Extracted records
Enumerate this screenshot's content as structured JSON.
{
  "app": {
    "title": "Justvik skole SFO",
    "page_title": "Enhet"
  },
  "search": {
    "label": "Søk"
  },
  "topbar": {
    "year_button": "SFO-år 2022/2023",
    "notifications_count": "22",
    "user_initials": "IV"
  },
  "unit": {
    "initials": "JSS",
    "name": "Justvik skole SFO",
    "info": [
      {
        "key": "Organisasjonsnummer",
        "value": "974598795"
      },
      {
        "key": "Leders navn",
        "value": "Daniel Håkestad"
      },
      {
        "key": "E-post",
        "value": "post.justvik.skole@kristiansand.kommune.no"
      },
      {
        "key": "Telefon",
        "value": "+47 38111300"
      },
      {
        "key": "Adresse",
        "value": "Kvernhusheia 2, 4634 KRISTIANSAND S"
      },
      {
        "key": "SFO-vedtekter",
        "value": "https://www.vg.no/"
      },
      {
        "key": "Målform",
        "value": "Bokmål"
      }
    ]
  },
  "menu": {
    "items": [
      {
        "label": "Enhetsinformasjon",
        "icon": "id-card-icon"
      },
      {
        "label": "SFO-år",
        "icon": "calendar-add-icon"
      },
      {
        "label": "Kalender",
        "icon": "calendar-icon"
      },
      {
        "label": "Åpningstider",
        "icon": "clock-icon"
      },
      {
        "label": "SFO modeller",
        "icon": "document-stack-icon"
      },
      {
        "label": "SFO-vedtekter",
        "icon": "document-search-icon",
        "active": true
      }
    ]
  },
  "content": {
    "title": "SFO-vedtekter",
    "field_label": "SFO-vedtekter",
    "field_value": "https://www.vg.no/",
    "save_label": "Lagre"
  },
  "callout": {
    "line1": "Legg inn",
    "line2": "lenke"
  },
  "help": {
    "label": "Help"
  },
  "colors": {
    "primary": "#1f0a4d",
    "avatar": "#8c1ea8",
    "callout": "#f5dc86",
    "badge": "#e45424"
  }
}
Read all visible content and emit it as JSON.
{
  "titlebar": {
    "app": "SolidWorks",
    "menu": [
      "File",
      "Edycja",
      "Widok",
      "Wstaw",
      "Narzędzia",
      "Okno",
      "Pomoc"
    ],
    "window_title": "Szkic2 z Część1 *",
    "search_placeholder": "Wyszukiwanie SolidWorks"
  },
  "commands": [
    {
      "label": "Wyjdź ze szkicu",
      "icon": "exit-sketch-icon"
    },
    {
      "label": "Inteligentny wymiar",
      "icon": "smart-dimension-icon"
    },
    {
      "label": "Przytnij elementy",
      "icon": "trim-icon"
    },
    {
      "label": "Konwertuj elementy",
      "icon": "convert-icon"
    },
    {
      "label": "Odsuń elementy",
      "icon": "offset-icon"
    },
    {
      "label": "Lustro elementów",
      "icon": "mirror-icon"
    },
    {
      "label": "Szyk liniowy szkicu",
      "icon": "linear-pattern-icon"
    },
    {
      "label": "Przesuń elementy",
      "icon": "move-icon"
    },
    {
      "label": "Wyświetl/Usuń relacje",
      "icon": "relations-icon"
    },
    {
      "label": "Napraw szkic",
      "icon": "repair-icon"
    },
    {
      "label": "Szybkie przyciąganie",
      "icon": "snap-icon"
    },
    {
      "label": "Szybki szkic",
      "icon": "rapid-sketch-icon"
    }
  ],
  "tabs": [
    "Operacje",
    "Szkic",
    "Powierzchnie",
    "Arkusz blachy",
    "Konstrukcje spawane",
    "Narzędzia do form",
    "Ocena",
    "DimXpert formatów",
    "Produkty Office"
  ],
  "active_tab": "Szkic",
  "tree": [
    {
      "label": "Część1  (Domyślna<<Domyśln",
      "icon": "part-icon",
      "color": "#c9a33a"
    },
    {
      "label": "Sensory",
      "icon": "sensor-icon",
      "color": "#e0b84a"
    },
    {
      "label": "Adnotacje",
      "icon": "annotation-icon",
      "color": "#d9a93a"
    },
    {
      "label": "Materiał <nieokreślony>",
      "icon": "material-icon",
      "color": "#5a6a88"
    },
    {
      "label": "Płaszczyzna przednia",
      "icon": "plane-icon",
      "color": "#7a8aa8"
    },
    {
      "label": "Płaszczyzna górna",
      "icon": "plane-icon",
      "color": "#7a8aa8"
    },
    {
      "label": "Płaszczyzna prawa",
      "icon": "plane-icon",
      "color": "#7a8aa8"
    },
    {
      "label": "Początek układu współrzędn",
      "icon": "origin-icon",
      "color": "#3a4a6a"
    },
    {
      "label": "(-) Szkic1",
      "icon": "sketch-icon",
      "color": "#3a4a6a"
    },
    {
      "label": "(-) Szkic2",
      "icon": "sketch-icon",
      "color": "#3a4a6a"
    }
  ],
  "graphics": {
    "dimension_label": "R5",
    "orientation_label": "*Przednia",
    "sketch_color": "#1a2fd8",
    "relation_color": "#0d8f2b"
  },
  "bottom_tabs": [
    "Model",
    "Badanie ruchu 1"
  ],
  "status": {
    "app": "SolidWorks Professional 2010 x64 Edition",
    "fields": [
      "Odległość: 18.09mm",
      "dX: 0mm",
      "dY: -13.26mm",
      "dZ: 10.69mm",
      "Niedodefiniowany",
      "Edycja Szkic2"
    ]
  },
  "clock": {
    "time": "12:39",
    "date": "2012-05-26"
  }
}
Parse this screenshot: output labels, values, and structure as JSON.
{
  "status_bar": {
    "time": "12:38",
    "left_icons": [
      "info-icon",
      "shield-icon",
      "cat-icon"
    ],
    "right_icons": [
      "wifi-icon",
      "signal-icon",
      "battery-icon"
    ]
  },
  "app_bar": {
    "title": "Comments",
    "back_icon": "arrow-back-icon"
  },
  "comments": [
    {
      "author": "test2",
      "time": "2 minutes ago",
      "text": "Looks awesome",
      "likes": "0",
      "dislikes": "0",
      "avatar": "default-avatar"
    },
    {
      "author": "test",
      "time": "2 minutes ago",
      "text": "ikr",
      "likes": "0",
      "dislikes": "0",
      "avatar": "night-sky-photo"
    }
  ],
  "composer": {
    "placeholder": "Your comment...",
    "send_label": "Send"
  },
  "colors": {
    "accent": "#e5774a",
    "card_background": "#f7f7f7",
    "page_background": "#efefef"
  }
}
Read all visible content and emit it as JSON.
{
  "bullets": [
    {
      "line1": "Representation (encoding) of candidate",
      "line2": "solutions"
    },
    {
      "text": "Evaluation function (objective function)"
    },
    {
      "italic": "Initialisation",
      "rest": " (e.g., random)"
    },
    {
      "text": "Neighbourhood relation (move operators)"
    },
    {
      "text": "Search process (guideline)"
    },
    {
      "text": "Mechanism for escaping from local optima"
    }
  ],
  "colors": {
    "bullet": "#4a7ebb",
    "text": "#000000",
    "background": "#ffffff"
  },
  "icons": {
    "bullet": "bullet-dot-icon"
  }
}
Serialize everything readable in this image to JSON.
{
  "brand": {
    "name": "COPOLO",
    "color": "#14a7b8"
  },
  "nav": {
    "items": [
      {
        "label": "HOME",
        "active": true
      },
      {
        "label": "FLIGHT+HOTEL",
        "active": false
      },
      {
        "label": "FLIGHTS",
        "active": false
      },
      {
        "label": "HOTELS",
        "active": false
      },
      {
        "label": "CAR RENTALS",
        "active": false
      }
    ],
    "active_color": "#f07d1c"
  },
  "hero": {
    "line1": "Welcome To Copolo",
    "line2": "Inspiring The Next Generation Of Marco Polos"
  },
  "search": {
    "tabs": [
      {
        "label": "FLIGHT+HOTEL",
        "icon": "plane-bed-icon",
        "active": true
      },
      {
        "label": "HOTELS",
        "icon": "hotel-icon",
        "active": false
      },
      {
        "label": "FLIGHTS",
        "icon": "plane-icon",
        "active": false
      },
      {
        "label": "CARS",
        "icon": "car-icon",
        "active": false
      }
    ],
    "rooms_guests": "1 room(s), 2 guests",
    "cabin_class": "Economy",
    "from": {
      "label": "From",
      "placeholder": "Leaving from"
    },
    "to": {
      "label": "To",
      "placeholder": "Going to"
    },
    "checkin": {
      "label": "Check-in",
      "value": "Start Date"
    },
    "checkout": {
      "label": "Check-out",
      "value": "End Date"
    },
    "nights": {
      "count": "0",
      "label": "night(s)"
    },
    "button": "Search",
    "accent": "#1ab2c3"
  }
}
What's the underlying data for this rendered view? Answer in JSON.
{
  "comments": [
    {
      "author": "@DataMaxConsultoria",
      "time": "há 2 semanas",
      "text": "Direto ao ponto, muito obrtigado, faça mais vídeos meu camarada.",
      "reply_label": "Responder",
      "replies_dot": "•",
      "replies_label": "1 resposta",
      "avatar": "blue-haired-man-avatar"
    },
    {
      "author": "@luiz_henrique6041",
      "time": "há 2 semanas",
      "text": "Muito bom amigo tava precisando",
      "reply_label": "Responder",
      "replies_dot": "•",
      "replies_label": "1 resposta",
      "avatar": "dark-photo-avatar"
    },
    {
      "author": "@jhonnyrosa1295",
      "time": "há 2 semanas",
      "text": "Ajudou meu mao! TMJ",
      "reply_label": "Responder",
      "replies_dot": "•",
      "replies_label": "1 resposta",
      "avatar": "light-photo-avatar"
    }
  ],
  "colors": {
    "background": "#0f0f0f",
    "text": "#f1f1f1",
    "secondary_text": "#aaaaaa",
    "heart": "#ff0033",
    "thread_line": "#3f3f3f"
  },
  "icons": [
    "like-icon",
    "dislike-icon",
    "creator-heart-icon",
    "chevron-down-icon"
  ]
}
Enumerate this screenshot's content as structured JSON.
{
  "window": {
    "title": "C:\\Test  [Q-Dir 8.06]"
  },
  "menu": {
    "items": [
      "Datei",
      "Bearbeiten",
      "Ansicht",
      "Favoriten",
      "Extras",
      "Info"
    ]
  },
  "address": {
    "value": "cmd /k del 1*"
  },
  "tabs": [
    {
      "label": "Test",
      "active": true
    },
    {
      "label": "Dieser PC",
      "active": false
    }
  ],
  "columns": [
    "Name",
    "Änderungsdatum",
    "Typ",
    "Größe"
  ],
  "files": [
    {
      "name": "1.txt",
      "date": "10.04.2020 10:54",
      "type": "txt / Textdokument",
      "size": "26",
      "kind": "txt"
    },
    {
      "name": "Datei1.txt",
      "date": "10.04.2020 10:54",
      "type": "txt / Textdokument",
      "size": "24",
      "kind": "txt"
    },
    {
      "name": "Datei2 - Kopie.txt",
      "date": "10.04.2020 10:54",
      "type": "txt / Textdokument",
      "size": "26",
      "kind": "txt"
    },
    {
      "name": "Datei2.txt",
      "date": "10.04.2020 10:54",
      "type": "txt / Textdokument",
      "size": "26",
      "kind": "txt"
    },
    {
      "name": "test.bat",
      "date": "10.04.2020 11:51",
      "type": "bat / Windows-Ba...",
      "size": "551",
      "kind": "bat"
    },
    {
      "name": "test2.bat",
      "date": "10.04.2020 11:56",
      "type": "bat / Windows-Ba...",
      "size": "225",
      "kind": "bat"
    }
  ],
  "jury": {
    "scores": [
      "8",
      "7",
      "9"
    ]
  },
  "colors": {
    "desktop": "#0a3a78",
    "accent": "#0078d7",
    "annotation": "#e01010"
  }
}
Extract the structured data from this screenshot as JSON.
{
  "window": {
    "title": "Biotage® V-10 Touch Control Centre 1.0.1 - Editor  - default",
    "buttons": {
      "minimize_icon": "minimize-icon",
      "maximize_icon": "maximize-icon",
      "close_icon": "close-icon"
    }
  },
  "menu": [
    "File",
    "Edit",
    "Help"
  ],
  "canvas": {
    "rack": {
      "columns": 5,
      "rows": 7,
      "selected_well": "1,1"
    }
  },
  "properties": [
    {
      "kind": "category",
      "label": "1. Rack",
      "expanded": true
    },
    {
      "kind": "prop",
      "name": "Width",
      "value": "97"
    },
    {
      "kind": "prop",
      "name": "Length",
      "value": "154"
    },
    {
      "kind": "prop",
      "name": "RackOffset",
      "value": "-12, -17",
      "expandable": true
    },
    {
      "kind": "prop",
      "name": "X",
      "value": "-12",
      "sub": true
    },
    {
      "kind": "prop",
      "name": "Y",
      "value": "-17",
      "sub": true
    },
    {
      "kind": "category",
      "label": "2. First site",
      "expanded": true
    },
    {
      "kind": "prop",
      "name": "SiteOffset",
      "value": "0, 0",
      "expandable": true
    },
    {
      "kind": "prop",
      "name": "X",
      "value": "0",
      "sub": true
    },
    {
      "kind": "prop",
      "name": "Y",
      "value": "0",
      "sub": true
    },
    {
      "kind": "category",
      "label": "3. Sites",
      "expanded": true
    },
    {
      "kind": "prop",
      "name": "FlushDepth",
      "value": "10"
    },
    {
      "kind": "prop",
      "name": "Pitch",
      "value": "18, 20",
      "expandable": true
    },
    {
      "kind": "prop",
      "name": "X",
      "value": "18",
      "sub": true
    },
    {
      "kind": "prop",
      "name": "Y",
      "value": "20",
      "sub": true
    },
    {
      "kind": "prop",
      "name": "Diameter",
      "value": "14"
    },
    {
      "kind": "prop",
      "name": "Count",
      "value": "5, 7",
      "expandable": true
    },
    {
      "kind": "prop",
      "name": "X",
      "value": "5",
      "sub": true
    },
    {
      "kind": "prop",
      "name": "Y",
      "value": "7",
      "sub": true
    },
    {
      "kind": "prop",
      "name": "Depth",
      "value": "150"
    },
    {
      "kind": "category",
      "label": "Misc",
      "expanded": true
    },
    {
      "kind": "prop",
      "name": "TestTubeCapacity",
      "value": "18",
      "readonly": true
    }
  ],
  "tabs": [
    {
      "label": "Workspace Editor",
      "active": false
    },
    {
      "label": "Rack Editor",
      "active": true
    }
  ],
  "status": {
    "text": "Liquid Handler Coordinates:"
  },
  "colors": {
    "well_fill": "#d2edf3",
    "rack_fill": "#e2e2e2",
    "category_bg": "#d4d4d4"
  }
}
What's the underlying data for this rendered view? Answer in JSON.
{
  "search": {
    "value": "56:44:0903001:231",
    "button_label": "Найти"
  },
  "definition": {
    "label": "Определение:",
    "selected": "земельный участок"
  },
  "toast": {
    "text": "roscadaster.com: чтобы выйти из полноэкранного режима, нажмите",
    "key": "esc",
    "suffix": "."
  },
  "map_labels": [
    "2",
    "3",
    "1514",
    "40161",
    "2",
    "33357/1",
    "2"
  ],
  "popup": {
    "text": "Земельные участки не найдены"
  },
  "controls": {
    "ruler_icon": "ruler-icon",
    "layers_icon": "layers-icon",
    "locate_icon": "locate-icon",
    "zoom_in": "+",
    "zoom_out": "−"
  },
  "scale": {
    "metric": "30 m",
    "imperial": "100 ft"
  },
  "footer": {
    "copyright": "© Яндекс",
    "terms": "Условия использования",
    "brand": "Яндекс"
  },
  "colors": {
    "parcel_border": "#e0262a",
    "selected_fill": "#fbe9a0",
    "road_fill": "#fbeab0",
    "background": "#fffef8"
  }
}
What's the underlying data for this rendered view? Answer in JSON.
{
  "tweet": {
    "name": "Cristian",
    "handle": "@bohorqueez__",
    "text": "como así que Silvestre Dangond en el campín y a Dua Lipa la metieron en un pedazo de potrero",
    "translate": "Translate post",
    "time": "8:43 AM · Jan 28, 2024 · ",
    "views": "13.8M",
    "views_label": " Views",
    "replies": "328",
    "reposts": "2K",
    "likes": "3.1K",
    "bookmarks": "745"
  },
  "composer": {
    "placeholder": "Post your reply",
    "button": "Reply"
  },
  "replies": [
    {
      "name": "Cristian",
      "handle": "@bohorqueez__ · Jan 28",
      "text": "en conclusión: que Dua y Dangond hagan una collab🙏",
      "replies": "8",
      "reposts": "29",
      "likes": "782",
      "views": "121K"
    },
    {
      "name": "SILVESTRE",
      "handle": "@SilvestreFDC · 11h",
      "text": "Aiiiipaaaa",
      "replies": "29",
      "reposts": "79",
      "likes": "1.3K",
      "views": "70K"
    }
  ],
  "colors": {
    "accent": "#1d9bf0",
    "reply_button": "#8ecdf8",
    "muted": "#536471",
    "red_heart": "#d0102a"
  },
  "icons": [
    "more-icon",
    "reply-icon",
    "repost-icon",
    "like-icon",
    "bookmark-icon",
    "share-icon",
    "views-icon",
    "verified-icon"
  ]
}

**WHAT THIS TASK INVOLVES**: Count how many lines contain "SolidWorks" and give only that count.

**RESULT BELOW**: 3